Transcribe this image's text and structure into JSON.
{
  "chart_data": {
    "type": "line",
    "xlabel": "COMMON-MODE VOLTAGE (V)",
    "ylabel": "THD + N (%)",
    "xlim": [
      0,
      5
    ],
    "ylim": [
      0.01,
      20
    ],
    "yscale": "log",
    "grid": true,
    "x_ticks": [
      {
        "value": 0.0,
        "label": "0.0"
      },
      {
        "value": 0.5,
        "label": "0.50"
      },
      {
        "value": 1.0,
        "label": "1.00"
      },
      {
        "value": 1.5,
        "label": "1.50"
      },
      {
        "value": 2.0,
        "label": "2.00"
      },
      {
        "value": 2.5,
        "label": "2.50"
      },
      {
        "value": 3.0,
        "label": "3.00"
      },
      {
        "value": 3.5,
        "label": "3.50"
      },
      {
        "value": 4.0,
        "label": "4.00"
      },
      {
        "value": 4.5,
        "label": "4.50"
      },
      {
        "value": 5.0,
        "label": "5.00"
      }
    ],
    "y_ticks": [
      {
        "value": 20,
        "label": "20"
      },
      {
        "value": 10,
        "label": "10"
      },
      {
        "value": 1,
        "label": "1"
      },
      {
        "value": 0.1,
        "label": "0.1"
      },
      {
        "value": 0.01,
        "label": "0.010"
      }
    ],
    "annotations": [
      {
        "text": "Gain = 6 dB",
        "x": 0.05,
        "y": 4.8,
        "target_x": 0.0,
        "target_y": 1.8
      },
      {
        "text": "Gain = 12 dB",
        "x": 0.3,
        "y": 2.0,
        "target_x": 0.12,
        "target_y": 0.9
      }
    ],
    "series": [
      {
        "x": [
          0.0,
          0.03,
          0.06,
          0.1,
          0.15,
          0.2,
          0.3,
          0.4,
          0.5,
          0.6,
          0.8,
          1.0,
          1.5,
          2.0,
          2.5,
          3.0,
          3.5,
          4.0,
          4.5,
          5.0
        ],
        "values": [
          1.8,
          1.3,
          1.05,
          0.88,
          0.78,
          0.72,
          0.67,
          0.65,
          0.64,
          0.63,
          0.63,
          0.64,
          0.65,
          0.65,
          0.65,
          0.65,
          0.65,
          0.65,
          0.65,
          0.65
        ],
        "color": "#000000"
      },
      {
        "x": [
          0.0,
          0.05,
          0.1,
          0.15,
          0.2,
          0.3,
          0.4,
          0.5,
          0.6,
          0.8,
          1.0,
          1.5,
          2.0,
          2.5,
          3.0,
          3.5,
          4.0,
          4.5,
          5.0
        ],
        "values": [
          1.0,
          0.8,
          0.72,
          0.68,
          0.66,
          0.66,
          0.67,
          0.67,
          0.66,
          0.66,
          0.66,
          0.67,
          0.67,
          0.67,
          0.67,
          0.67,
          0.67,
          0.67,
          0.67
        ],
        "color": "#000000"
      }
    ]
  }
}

═══

Retype the whole listing, matching it exactly.

**REPLY TO THE TASK:**
Transcribe this image's text and structure into JSON.
{
  "chart_data": {
    "type": "line",
    "xlabel": "COMMON-MODE VOLTAGE (V)",
    "ylabel": "THD + N (%)",
    "xlim": [
      0,
      5
    ],
    "ylim": [
      0.01,
      20
    ],
    "yscale": "log",
    "grid": true,
    "x_ticks": [
      {
        "value": 0.0,
        "label": "0.0"
      },
      {
        "value": 0.5,
        "label": "0.50"
      },
      {
        "value": 1.0,
        "label": "1.00"
      },
      {
        "value": 1.5,
        "label": "1.50"
      },
      {
        "value": 2.0,
        "label": "2.00"
      },
      {
        "value": 2.5,
        "label": "2.50"
      },
      {
        "value": 3.0,
        "label": "3.00"
      },
      {
        "value": 3.5,
        "label": "3.50"
      },
      {
        "value": 4.0,
        "label": "4.00"
      },
      {
        "value": 4.5,
        "label": "4.50"
      },
      {
        "value": 5.0,
        "label": "5.00"
      }
    ],
    "y_ticks": [
      {
        "value": 20,
        "label": "20"
      },
      {
        "value": 10,
        "label": "10"
      },
      {
        "value": 1,
        "label": "1"
      },
      {
        "value": 0.1,
        "label": "0.1"
      },
      {
        "value": 0.01,
        "label": "0.010"
      }
    ],
    "annotations": [
      {
        "text": "Gain = 6 dB",
        "x": 0.05,
        "y": 4.8,
        "target_x": 0.0,
        "target_y": 1.8
      },
      {
        "text": "Gain = 12 dB",
        "x": 0.3,
        "y": 2.0,
        "target_x": 0.12,
        "target_y": 0.9
      }
    ],
    "series": [
      {
        "x": [
          0.0,
          0.03,
          0.06,
          0.1,
          0.15,
          0.2,
          0.3,
          0.4,
          0.5,
          0.6,
          0.8,
          1.0,
          1.5,
          2.0,
          2.5,
          3.0,
          3.5,
          4.0,
          4.5,
          5.0
        ],
        "values": [
          1.8,
          1.3,
          1.05,
          0.88,
          0.78,
          0.72,
          0.67,
          0.65,
          0.64,
          0.63,
          0.63,
          0.64,
          0.65,
          0.65,
          0.65,
          0.65,
          0.65,
          0.65,
          0.65,
          0.65
        ],
        "color": "#000000"
      },
      {
        "x": [
          0.0,
          0.05,
          0.1,
          0.15,
          0.2,
          0.3,
          0.4,
          0.5,
          0.6,
          0.8,
          1.0,
          1.5,
          2.0,
          2.5,
          3.0,
          3.5,
          4.0,
          4.5,
          5.0
        ],
        "values": [
          1.0,
          0.8,
          0.72,
          0.68,
          0.66,
          0.66,
          0.67,
          0.67,
          0.66,
          0.66,
          0.66,
          0.67,
          0.67,
          0.67,
          0.67,
          0.67,
          0.67,
          0.67,
          0.67
        ],
        "color": "#000000"
      }
    ]
  }
}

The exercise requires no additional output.